▶ _Written instruction_
Find the word "squared" in the data. Return every line where it appears.

______

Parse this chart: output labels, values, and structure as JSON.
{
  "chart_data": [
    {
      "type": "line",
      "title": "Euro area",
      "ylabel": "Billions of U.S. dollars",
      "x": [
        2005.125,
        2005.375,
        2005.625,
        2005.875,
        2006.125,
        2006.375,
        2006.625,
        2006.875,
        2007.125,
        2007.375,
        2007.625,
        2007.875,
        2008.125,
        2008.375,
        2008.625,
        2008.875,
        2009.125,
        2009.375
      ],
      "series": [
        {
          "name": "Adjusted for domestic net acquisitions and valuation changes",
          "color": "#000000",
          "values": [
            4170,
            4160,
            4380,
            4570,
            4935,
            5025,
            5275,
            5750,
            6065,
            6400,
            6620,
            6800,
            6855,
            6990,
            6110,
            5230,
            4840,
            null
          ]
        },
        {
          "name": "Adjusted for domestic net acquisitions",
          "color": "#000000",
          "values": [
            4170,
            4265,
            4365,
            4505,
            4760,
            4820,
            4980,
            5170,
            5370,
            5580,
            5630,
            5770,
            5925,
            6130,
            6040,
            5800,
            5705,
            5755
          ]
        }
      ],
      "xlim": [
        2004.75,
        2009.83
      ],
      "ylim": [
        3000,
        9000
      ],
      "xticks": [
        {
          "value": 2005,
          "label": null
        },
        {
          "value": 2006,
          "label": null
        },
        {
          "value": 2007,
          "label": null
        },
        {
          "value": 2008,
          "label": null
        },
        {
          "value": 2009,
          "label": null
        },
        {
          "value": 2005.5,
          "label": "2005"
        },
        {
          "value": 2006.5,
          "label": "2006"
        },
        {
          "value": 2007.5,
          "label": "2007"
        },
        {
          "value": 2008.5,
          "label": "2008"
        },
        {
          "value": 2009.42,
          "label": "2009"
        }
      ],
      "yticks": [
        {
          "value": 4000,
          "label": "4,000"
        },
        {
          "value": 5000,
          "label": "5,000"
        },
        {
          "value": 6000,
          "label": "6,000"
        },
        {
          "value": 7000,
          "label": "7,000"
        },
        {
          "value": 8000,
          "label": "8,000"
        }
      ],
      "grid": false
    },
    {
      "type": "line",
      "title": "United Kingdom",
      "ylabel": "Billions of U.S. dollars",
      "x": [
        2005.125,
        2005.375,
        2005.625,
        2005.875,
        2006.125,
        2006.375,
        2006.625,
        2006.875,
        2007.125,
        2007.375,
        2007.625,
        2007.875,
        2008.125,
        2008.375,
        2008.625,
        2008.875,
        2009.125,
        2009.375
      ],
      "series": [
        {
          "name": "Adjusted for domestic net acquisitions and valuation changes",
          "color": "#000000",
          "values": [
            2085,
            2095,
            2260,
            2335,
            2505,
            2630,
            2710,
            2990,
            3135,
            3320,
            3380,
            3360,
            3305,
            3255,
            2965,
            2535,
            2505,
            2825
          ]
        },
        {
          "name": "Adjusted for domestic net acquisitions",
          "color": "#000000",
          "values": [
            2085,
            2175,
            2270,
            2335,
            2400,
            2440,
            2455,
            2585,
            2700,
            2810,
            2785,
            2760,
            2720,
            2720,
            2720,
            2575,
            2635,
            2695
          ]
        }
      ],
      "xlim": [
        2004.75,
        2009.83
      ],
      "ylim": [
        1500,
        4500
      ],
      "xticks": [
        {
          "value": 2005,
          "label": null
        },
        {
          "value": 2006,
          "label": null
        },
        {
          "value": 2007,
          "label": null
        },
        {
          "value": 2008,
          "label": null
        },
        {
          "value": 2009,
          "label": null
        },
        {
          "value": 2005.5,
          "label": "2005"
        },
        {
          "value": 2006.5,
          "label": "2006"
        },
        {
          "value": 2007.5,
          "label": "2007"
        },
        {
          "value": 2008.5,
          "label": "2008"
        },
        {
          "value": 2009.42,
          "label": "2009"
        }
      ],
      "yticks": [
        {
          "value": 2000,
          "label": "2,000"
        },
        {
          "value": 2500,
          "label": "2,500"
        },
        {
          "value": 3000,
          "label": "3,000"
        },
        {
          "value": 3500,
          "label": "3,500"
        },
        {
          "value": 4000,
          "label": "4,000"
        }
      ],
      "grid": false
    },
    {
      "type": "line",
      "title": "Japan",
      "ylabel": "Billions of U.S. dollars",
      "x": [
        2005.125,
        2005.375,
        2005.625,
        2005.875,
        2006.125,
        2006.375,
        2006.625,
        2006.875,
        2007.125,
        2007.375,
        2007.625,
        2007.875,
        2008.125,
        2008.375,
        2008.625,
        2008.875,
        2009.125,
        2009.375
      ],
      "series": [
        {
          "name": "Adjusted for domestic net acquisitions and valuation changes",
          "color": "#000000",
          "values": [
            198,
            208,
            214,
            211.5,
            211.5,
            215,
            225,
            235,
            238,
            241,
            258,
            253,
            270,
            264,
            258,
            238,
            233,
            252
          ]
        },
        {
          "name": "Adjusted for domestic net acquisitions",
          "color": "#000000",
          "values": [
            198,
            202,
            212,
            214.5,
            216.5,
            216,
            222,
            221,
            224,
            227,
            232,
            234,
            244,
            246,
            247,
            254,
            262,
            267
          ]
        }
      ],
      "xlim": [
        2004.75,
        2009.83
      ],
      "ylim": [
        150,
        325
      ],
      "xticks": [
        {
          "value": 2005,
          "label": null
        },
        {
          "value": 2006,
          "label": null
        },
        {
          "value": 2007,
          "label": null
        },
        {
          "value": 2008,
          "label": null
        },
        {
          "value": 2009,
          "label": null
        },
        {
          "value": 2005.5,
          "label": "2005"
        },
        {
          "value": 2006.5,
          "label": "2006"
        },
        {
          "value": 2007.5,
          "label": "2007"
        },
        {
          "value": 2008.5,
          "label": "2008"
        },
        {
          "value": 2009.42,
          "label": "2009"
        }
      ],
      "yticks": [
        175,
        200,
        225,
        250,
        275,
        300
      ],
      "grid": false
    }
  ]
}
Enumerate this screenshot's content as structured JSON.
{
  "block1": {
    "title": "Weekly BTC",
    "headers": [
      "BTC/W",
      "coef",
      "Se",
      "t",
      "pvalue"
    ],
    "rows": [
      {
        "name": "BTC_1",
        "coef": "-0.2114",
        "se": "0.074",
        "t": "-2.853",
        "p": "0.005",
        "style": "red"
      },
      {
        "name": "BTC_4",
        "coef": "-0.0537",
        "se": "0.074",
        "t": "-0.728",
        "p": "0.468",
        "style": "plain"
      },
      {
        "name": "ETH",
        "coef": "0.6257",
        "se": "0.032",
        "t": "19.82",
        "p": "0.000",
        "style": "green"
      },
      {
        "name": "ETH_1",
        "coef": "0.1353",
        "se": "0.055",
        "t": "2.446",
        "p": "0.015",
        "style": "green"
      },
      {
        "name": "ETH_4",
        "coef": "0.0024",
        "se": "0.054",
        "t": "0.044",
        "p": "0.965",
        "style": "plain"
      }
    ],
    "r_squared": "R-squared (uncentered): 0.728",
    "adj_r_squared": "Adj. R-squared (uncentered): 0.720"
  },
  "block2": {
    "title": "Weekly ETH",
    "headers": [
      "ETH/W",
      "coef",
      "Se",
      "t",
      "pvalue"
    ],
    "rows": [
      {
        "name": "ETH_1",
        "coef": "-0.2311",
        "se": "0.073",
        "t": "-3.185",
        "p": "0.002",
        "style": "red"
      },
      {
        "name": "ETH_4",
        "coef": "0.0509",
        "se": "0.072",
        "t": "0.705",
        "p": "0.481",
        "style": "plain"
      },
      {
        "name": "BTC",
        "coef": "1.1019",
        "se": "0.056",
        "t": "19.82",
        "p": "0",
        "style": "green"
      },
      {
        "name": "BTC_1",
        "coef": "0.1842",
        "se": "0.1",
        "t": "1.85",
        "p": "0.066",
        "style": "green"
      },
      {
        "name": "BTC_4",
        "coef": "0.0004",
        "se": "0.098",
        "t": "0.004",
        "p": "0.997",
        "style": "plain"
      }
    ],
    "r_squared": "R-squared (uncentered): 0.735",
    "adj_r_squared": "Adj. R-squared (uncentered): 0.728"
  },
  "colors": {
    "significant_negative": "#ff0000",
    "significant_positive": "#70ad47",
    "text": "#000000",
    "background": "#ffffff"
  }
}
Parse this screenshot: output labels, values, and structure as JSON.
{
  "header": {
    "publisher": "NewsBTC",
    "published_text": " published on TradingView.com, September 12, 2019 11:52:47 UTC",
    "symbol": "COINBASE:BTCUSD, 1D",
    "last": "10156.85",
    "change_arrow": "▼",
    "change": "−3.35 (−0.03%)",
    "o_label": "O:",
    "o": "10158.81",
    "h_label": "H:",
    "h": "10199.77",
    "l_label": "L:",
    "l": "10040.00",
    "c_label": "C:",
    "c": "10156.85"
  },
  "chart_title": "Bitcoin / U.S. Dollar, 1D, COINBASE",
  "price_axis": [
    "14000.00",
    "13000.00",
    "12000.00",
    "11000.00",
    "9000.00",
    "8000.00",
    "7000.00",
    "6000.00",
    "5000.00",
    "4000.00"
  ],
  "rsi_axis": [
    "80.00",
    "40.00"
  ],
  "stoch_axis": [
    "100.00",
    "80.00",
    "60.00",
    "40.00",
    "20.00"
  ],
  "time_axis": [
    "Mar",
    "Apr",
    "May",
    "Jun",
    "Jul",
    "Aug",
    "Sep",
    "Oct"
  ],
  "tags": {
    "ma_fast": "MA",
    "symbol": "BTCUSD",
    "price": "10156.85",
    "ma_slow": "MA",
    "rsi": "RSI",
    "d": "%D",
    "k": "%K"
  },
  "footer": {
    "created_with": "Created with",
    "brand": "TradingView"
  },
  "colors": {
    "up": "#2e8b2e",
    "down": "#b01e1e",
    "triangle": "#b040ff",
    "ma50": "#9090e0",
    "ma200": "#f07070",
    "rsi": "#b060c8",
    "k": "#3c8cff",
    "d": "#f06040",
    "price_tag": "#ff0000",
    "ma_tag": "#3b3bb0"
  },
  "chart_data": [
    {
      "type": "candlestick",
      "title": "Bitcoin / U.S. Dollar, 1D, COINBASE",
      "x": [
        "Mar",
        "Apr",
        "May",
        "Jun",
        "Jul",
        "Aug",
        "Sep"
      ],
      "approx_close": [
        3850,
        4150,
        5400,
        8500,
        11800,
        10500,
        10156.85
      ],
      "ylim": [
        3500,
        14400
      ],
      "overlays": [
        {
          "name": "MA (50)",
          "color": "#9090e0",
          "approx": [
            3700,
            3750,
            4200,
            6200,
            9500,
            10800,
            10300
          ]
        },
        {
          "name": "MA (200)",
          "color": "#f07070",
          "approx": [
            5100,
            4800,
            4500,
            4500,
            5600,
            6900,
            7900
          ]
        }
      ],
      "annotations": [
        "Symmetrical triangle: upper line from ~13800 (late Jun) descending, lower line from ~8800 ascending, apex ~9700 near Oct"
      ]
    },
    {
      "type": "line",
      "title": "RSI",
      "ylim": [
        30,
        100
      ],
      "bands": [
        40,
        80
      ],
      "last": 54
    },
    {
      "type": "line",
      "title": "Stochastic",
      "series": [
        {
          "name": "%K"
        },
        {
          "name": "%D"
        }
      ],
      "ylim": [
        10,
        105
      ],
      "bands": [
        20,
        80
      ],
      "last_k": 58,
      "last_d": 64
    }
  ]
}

______

▶ _The result_
    "r_squared": "R-squared (uncentered): 0.728",
    "adj_r_squared": "Adj. R-squared (uncentered): 0.720"
    "r_squared": "R-squared (uncentered): 0.735",
    "adj_r_squared": "Adj. R-squared (uncentered): 0.728"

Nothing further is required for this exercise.